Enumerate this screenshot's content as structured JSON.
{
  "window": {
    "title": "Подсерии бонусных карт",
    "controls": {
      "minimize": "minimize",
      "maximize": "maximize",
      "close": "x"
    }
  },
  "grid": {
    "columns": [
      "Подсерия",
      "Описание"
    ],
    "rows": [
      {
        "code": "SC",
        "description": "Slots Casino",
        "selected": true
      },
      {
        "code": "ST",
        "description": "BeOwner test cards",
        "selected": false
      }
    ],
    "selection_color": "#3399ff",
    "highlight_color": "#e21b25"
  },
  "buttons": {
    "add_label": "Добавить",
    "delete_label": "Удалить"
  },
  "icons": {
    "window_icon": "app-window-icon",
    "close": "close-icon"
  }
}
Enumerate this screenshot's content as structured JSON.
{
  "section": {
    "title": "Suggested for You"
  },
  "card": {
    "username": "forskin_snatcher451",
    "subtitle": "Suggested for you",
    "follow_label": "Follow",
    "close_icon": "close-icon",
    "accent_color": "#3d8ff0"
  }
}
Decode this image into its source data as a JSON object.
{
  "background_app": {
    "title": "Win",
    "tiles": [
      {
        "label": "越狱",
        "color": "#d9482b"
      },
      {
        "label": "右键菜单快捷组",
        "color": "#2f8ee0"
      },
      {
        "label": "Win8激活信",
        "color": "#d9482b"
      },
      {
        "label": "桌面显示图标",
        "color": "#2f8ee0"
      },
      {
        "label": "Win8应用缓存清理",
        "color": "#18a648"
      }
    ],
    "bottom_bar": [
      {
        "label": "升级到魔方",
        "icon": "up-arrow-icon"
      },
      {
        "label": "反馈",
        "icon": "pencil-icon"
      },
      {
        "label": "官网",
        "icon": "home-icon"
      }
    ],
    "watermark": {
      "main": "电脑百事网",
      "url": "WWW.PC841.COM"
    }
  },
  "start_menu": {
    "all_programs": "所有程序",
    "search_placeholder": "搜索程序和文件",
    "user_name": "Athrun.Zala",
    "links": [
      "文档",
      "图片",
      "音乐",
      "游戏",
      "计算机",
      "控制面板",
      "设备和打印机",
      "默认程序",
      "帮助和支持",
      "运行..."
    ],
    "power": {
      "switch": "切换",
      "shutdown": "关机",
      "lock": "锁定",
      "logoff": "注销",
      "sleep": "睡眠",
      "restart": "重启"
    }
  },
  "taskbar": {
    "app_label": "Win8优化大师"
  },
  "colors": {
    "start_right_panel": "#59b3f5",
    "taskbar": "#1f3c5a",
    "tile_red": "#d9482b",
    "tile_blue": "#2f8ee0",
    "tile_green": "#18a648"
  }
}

________

■ What is being asked
Your task is to repeat every entry exactly.

■ Result below
Enumerate this screenshot's content as structured JSON.
{
  "window": {
    "title": "Подсерии бонусных карт",
    "controls": {
      "minimize": "minimize",
      "maximize": "maximize",
      "close": "x"
    }
  },
  "grid": {
    "columns": [
      "Подсерия",
      "Описание"
    ],
    "rows": [
      {
        "code": "SC",
        "description": "Slots Casino",
        "selected": true
      },
      {
        "code": "ST",
        "description": "BeOwner test cards",
        "selected": false
      }
    ],
    "selection_color": "#3399ff",
    "highlight_color": "#e21b25"
  },
  "buttons": {
    "add_label": "Добавить",
    "delete_label": "Удалить"
  },
  "icons": {
    "window_icon": "app-window-icon",
    "close": "close-icon"
  }
}
Enumerate this screenshot's content as structured JSON.
{
  "section": {
    "title": "Suggested for You"
  },
  "card": {
    "username": "forskin_snatcher451",
    "subtitle": "Suggested for you",
    "follow_label": "Follow",
    "close_icon": "close-icon",
    "accent_color": "#3d8ff0"
  }
}
Decode this image into its source data as a JSON object.
{
  "background_app": {
    "title": "Win",
    "tiles": [
      {
        "label": "越狱",
        "color": "#d9482b"
      },
      {
        "label": "右键菜单快捷组",
        "color": "#2f8ee0"
      },
      {
        "label": "Win8激活信",
        "color": "#d9482b"
      },
      {
        "label": "桌面显示图标",
        "color": "#2f8ee0"
      },
      {
        "label": "Win8应用缓存清理",
        "color": "#18a648"
      }
    ],
    "bottom_bar": [
      {
        "label": "升级到魔方",
        "icon": "up-arrow-icon"
      },
      {
        "label": "反馈",
        "icon": "pencil-icon"
      },
      {
        "label": "官网",
        "icon": "home-icon"
      }
    ],
    "watermark": {
      "main": "电脑百事网",
      "url": "WWW.PC841.COM"
    }
  },
  "start_menu": {
    "all_programs": "所有程序",
    "search_placeholder": "搜索程序和文件",
    "user_name": "Athrun.Zala",
    "links": [
      "文档",
      "图片",
      "音乐",
      "游戏",
      "计算机",
      "控制面板",
      "设备和打印机",
      "默认程序",
      "帮助和支持",
      "运行..."
    ],
    "power": {
      "switch": "切换",
      "shutdown": "关机",
      "lock": "锁定",
      "logoff": "注销",
      "sleep": "睡眠",
      "restart": "重启"
    }
  },
  "taskbar": {
    "app_label": "Win8优化大师"
  },
  "colors": {
    "start_right_panel": "#59b3f5",
    "taskbar": "#1f3c5a",
    "tile_red": "#d9482b",
    "tile_blue": "#2f8ee0",
    "tile_green": "#18a648"
  }
}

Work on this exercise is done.